Supplied entries start
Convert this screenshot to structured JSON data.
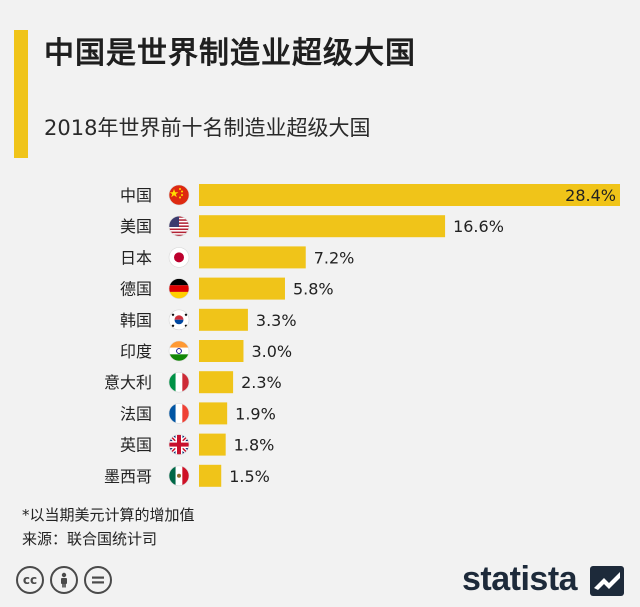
{
  "header": {
    "title": "中国是世界制造业超级大国",
    "subtitle": "2018年世界前十名制造业超级大国"
  },
  "chart_data": {
    "type": "bar",
    "orientation": "horizontal",
    "categories": [
      "中国",
      "美国",
      "日本",
      "德国",
      "韩国",
      "印度",
      "意大利",
      "法国",
      "英国",
      "墨西哥"
    ],
    "values": [
      28.4,
      16.6,
      7.2,
      5.8,
      3.3,
      3.0,
      2.3,
      1.9,
      1.8,
      1.5
    ],
    "labels": [
      "28.4%",
      "16.6%",
      "7.2%",
      "5.8%",
      "3.3%",
      "3.0%",
      "2.3%",
      "1.9%",
      "1.8%",
      "1.5%"
    ],
    "flags": [
      "flag-china-icon",
      "flag-usa-icon",
      "flag-japan-icon",
      "flag-germany-icon",
      "flag-korea-icon",
      "flag-india-icon",
      "flag-italy-icon",
      "flag-france-icon",
      "flag-uk-icon",
      "flag-mexico-icon"
    ],
    "bar_color": "#f0c419",
    "xlim": [
      0,
      28.4
    ],
    "grid": false
  },
  "footer": {
    "note": "*以当期美元计算的增加值",
    "source": "来源：联合国统计司",
    "brand": "statista",
    "license_icons": [
      "cc-icon",
      "by-icon",
      "nd-icon"
    ]
  }
}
Supplied entries end
Problem statement — Leaving the pictures aside, transcribe the entire listing exactly.

Problem solution —
Convert this screenshot to structured JSON data.
{
  "header": {
    "title": "中国是世界制造业超级大国",
    "subtitle": "2018年世界前十名制造业超级大国"
  },
  "chart_data": {
    "type": "bar",
    "orientation": "horizontal",
    "categories": [
      "中国",
      "美国",
      "日本",
      "德国",
      "韩国",
      "印度",
      "意大利",
      "法国",
      "英国",
      "墨西哥"
    ],
    "values": [
      28.4,
      16.6,
      7.2,
      5.8,
      3.3,
      3.0,
      2.3,
      1.9,
      1.8,
      1.5
    ],
    "labels": [
      "28.4%",
      "16.6%",
      "7.2%",
      "5.8%",
      "3.3%",
      "3.0%",
      "2.3%",
      "1.9%",
      "1.8%",
      "1.5%"
    ],
    "flags": [
      "flag-china-icon",
      "flag-usa-icon",
      "flag-japan-icon",
      "flag-germany-icon",
      "flag-korea-icon",
      "flag-india-icon",
      "flag-italy-icon",
      "flag-france-icon",
      "flag-uk-icon",
      "flag-mexico-icon"
    ],
    "bar_color": "#f0c419",
    "xlim": [
      0,
      28.4
    ],
    "grid": false
  },
  "footer": {
    "note": "*以当期美元计算的增加值",
    "source": "来源：联合国统计司",
    "brand": "statista",
    "license_icons": [
      "cc-icon",
      "by-icon",
      "nd-icon"
    ]
  }
}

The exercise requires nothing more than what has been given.